YOUR INSTRUCTIONS
Only the pictures stay out; every record is to be quoted exactly.

**** DATA RECORDS

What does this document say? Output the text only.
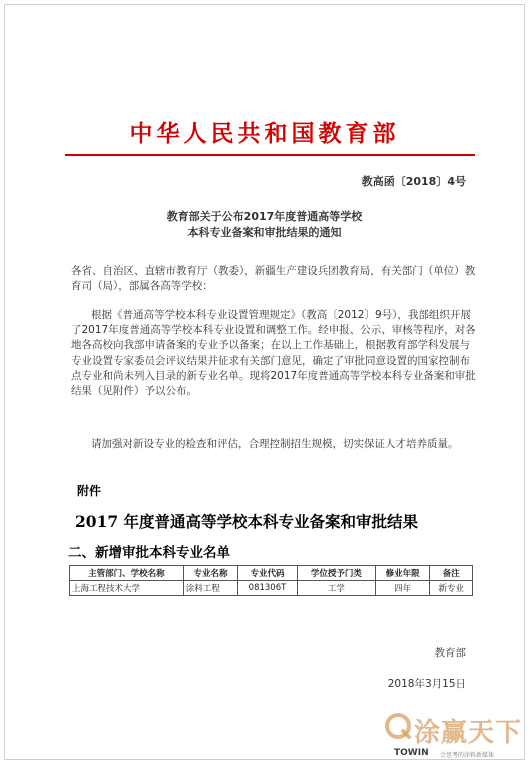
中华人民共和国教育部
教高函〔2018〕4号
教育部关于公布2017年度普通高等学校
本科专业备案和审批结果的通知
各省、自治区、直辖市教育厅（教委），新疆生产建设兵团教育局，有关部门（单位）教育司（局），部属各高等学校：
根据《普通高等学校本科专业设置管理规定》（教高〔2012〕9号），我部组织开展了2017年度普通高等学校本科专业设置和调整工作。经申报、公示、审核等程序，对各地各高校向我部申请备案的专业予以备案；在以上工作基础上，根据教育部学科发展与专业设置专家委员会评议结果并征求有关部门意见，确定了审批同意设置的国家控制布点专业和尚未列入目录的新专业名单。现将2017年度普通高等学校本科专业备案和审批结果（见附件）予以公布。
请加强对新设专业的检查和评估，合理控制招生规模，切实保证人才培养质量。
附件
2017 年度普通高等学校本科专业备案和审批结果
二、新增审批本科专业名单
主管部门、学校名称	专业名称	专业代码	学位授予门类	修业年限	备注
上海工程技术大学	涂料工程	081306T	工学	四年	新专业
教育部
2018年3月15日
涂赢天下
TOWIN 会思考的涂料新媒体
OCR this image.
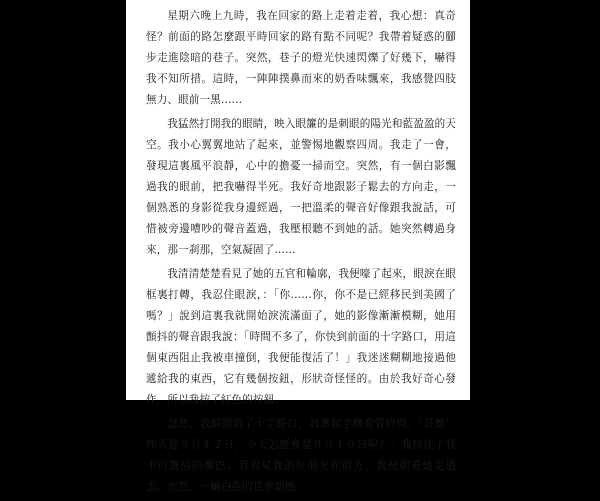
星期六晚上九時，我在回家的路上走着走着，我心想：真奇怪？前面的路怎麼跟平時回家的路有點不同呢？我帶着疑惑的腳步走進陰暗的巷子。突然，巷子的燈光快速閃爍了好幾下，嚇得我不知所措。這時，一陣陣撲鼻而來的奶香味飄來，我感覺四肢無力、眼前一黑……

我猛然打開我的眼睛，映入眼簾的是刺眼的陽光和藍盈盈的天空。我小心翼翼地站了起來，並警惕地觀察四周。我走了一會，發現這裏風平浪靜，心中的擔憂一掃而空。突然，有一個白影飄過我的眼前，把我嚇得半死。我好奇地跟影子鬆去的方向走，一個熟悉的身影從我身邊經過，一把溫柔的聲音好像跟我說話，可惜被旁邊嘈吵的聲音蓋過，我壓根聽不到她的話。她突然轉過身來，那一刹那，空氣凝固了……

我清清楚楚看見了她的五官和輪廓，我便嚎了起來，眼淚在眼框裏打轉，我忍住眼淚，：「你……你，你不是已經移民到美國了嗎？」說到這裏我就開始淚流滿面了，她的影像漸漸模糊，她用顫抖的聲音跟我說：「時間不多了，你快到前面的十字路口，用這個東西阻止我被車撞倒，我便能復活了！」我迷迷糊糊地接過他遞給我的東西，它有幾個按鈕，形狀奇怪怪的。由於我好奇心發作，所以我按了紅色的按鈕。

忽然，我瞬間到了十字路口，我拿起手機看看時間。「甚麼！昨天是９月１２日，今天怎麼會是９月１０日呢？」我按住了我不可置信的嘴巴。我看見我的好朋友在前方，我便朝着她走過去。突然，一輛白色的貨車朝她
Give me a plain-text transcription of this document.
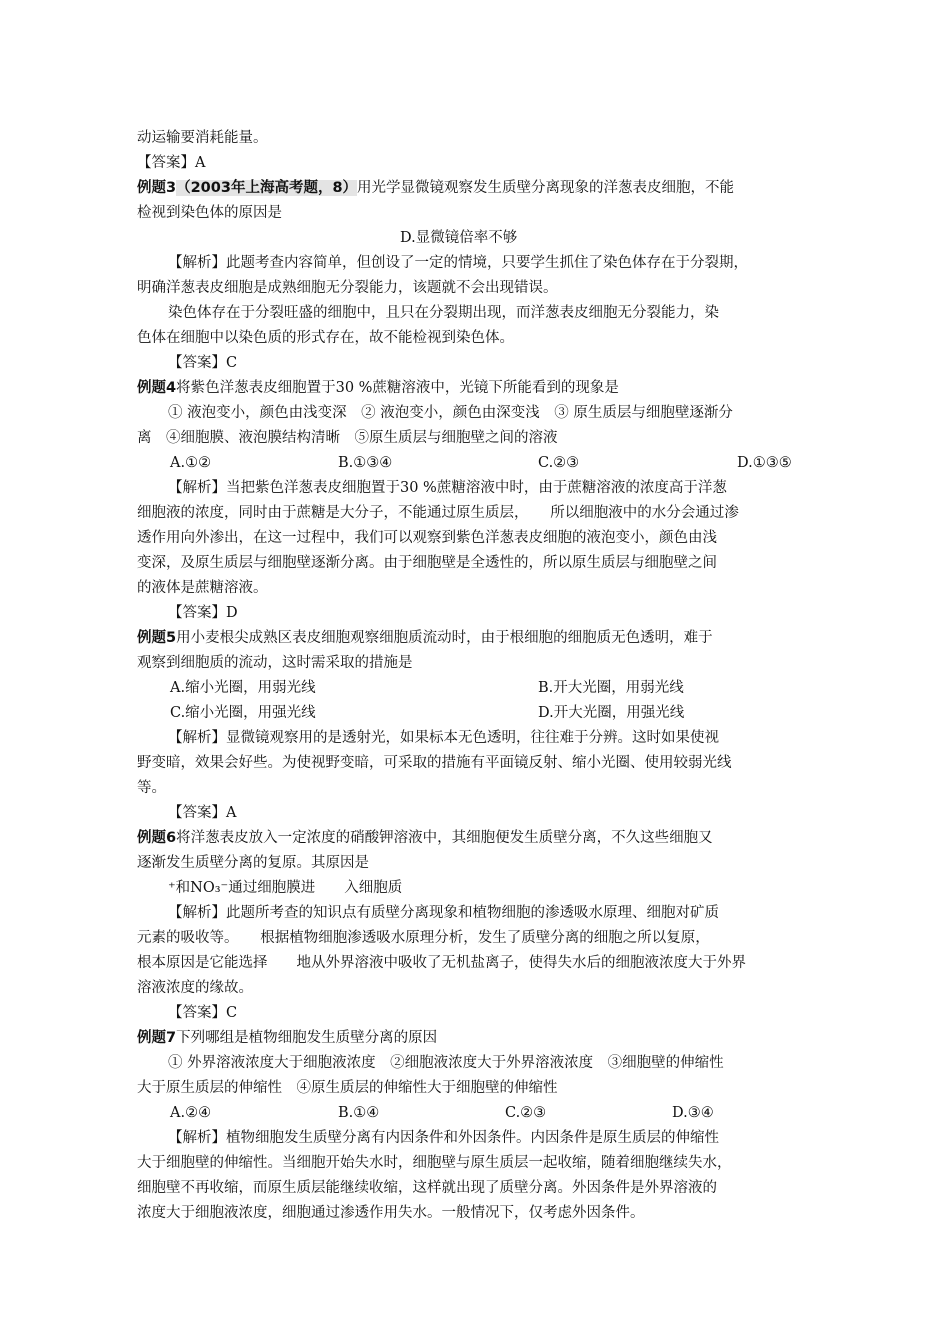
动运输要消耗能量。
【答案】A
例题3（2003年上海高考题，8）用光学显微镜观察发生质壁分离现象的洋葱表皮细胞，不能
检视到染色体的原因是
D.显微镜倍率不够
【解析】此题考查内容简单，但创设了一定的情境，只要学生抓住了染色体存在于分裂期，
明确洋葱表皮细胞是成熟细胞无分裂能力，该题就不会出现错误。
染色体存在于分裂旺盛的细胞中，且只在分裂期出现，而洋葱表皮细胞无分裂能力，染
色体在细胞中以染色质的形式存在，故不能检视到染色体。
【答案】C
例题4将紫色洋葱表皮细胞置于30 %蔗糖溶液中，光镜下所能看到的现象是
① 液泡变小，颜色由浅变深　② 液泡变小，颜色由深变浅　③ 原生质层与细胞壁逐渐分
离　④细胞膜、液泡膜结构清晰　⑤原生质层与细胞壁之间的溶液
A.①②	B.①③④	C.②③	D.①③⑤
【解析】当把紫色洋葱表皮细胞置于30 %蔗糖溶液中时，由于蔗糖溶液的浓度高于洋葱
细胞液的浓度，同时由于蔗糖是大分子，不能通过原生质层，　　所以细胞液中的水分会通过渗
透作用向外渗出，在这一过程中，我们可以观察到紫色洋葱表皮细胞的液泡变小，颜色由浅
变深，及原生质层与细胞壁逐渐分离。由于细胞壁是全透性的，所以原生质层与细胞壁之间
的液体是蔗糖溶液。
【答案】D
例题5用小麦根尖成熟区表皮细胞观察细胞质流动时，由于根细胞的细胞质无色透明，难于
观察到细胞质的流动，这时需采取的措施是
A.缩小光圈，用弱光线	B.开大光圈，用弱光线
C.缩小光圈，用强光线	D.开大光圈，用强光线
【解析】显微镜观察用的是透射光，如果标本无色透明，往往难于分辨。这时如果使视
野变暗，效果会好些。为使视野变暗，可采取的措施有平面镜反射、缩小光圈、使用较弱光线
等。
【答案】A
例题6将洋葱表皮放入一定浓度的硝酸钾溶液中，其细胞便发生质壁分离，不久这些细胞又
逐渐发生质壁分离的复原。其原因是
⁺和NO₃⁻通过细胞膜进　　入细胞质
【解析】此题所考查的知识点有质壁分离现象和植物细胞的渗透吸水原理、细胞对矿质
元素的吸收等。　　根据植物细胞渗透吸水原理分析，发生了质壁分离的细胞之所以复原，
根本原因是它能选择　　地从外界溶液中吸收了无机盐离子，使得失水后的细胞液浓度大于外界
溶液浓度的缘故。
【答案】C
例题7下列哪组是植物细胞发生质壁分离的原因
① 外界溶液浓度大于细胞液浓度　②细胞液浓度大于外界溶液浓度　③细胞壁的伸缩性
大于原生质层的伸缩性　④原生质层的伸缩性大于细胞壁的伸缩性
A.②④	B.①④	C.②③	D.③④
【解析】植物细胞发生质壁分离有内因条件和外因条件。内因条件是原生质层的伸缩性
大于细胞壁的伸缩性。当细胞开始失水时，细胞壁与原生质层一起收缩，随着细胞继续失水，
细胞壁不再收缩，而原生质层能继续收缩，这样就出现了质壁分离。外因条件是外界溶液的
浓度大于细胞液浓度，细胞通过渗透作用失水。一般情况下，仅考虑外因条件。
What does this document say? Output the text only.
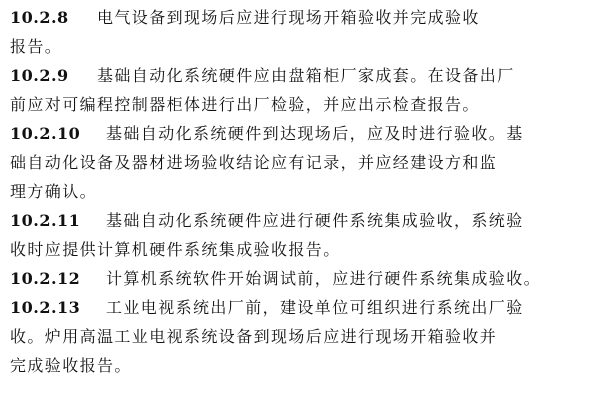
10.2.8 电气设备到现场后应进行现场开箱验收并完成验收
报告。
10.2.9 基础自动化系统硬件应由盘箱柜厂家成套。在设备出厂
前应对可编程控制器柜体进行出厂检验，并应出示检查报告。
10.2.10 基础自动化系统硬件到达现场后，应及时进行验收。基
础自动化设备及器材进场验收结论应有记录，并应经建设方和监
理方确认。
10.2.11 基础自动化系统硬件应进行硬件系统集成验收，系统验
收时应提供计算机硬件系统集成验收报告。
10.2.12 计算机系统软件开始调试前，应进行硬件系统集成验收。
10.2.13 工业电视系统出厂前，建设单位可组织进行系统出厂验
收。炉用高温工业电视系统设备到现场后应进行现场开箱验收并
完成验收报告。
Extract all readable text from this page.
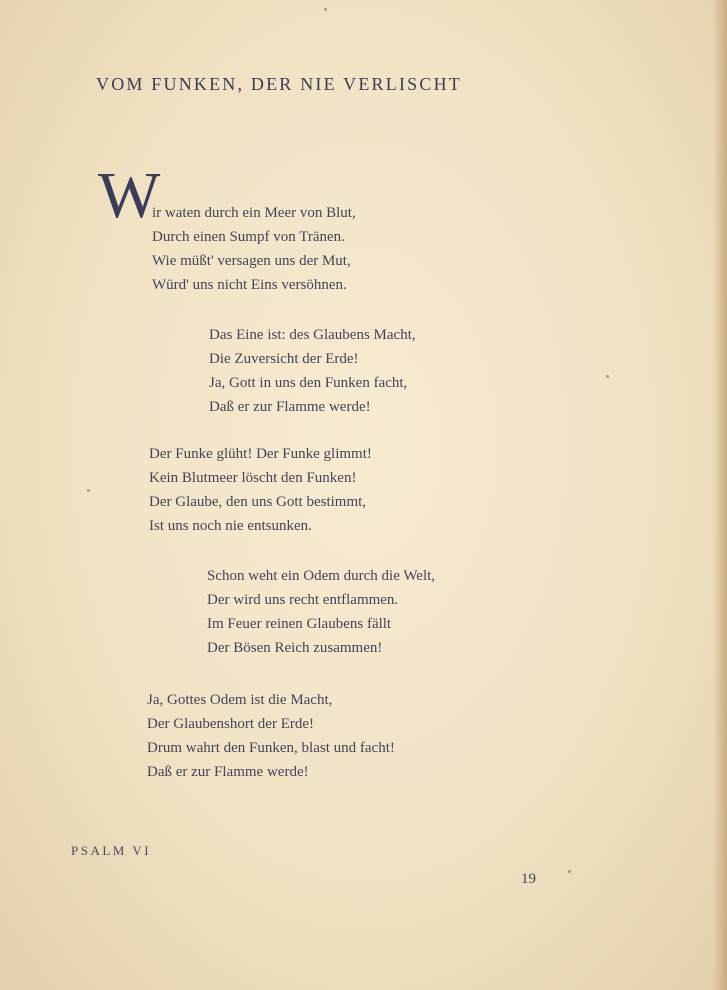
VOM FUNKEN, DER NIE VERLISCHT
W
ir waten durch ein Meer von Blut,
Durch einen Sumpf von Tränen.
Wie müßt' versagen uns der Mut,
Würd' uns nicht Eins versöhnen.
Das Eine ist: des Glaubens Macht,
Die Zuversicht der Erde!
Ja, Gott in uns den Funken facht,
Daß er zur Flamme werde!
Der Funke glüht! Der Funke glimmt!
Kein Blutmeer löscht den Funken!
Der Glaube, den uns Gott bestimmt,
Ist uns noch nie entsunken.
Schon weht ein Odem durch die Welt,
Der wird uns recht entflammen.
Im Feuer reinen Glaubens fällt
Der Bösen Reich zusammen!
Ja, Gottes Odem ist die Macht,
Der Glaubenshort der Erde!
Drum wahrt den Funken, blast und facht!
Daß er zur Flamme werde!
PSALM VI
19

********

THE OUTPUT
What does this document say? Output the text only.
中华人民共和国教育部
教高函〔2018〕4号
教育部关于公布2017年度普通高等学校
本科专业备案和审批结果的通知
各省、自治区、直辖市教育厅（教委），新疆生产建设兵团教育局，有关部门（单位）教育司（局），部属各高等学校：
根据《普通高等学校本科专业设置管理规定》（教高〔2012〕9号），我部组织开展了2017年度普通高等学校本科专业设置和调整工作。经申报、公示、审核等程序，对各地各高校向我部申请备案的专业予以备案；在以上工作基础上，根据教育部学科发展与专业设置专家委员会评议结果并征求有关部门意见，确定了审批同意设置的国家控制布点专业和尚未列入目录的新专业名单。现将2017年度普通高等学校本科专业备案和审批结果（见附件）予以公布。
请加强对新设专业的检查和评估，合理控制招生规模，切实保证人才培养质量。
附件
2017 年度普通高等学校本科专业备案和审批结果
二、新增审批本科专业名单
主管部门、学校名称	专业名称	专业代码	学位授予门类	修业年限	备注
上海工程技术大学	涂料工程	081306T	工学	四年	新专业
教育部
2018年3月15日
涂赢天下
TOWIN 会思考的涂料新媒体
OCR this image.
星期六晚上九時，我在回家的路上走着走着，我心想：真奇怪？前面的路怎麼跟平時回家的路有點不同呢？我帶着疑惑的腳步走進陰暗的巷子。突然，巷子的燈光快速閃爍了好幾下，嚇得我不知所措。這時，一陣陣撲鼻而來的奶香味飄來，我感覺四肢無力、眼前一黑……

我猛然打開我的眼睛，映入眼簾的是刺眼的陽光和藍盈盈的天空。我小心翼翼地站了起來，並警惕地觀察四周。我走了一會，發現這裏風平浪靜，心中的擔憂一掃而空。突然，有一個白影飄過我的眼前，把我嚇得半死。我好奇地跟影子鬆去的方向走，一個熟悉的身影從我身邊經過，一把溫柔的聲音好像跟我說話，可惜被旁邊嘈吵的聲音蓋過，我壓根聽不到她的話。她突然轉過身來，那一刹那，空氣凝固了……

我清清楚楚看見了她的五官和輪廓，我便嚎了起來，眼淚在眼框裏打轉，我忍住眼淚，：「你……你，你不是已經移民到美國了嗎？」說到這裏我就開始淚流滿面了，她的影像漸漸模糊，她用顫抖的聲音跟我說：「時間不多了，你快到前面的十字路口，用這個東西阻止我被車撞倒，我便能復活了！」我迷迷糊糊地接過他遞給我的東西，它有幾個按鈕，形狀奇怪怪的。由於我好奇心發作，所以我按了紅色的按鈕。

忽然，我瞬間到了十字路口，我拿起手機看看時間。「甚麼！昨天是９月１２日，今天怎麼會是９月１０日呢？」我按住了我不可置信的嘴巴。我看見我的好朋友在前方，我便朝着她走過去。突然，一輛白色的貨車朝她
Give me a plain-text transcription of this document.
动运输要消耗能量。
【答案】A
例题3（2003年上海高考题，8）用光学显微镜观察发生质壁分离现象的洋葱表皮细胞，不能
检视到染色体的原因是
D.显微镜倍率不够
【解析】此题考查内容简单，但创设了一定的情境，只要学生抓住了染色体存在于分裂期，
明确洋葱表皮细胞是成熟细胞无分裂能力，该题就不会出现错误。
染色体存在于分裂旺盛的细胞中，且只在分裂期出现，而洋葱表皮细胞无分裂能力，染
色体在细胞中以染色质的形式存在，故不能检视到染色体。
【答案】C
例题4将紫色洋葱表皮细胞置于30 %蔗糖溶液中，光镜下所能看到的现象是
① 液泡变小，颜色由浅变深　② 液泡变小，颜色由深变浅　③ 原生质层与细胞壁逐渐分
离　④细胞膜、液泡膜结构清晰　⑤原生质层与细胞壁之间的溶液
A.①②	B.①③④	C.②③	D.①③⑤
【解析】当把紫色洋葱表皮细胞置于30 %蔗糖溶液中时，由于蔗糖溶液的浓度高于洋葱
细胞液的浓度，同时由于蔗糖是大分子，不能通过原生质层，　　所以细胞液中的水分会通过渗
透作用向外渗出，在这一过程中，我们可以观察到紫色洋葱表皮细胞的液泡变小，颜色由浅
变深，及原生质层与细胞壁逐渐分离。由于细胞壁是全透性的，所以原生质层与细胞壁之间
的液体是蔗糖溶液。
【答案】D
例题5用小麦根尖成熟区表皮细胞观察细胞质流动时，由于根细胞的细胞质无色透明，难于
观察到细胞质的流动，这时需采取的措施是
A.缩小光圈，用弱光线	B.开大光圈，用弱光线
C.缩小光圈，用强光线	D.开大光圈，用强光线
【解析】显微镜观察用的是透射光，如果标本无色透明，往往难于分辨。这时如果使视
野变暗，效果会好些。为使视野变暗，可采取的措施有平面镜反射、缩小光圈、使用较弱光线
等。
【答案】A
例题6将洋葱表皮放入一定浓度的硝酸钾溶液中，其细胞便发生质壁分离，不久这些细胞又
逐渐发生质壁分离的复原。其原因是
⁺和NO₃⁻通过细胞膜进　　入细胞质
【解析】此题所考查的知识点有质壁分离现象和植物细胞的渗透吸水原理、细胞对矿质
元素的吸收等。　　根据植物细胞渗透吸水原理分析，发生了质壁分离的细胞之所以复原，
根本原因是它能选择　　地从外界溶液中吸收了无机盐离子，使得失水后的细胞液浓度大于外界
溶液浓度的缘故。
【答案】C
例题7下列哪组是植物细胞发生质壁分离的原因
① 外界溶液浓度大于细胞液浓度　②细胞液浓度大于外界溶液浓度　③细胞壁的伸缩性
大于原生质层的伸缩性　④原生质层的伸缩性大于细胞壁的伸缩性
A.②④	B.①④	C.②③	D.③④
【解析】植物细胞发生质壁分离有内因条件和外因条件。内因条件是原生质层的伸缩性
大于细胞壁的伸缩性。当细胞开始失水时，细胞壁与原生质层一起收缩，随着细胞继续失水，
细胞壁不再收缩，而原生质层能继续收缩，这样就出现了质壁分离。外因条件是外界溶液的
浓度大于细胞液浓度，细胞通过渗透作用失水。一般情况下，仅考虑外因条件。
What does this document say? Output the text only.
10.2.8 电气设备到现场后应进行现场开箱验收并完成验收
报告。
10.2.9 基础自动化系统硬件应由盘箱柜厂家成套。在设备出厂
前应对可编程控制器柜体进行出厂检验，并应出示检查报告。
10.2.10 基础自动化系统硬件到达现场后，应及时进行验收。基
础自动化设备及器材进场验收结论应有记录，并应经建设方和监
理方确认。
10.2.11 基础自动化系统硬件应进行硬件系统集成验收，系统验
收时应提供计算机硬件系统集成验收报告。
10.2.12 计算机系统软件开始调试前，应进行硬件系统集成验收。
10.2.13 工业电视系统出厂前，建设单位可组织进行系统出厂验
收。炉用高温工业电视系统设备到现场后应进行现场开箱验收并
完成验收报告。
Extract all readable text from this page.
VOM FUNKEN, DER NIE VERLISCHT
W
ir waten durch ein Meer von Blut,
Durch einen Sumpf von Tränen.
Wie müßt' versagen uns der Mut,
Würd' uns nicht Eins versöhnen.
Das Eine ist: des Glaubens Macht,
Die Zuversicht der Erde!
Ja, Gott in uns den Funken facht,
Daß er zur Flamme werde!
Der Funke glüht! Der Funke glimmt!
Kein Blutmeer löscht den Funken!
Der Glaube, den uns Gott bestimmt,
Ist uns noch nie entsunken.
Schon weht ein Odem durch die Welt,
Der wird uns recht entflammen.
Im Feuer reinen Glaubens fällt
Der Bösen Reich zusammen!
Ja, Gottes Odem ist die Macht,
Der Glaubenshort der Erde!
Drum wahrt den Funken, blast und facht!
Daß er zur Flamme werde!
PSALM VI
19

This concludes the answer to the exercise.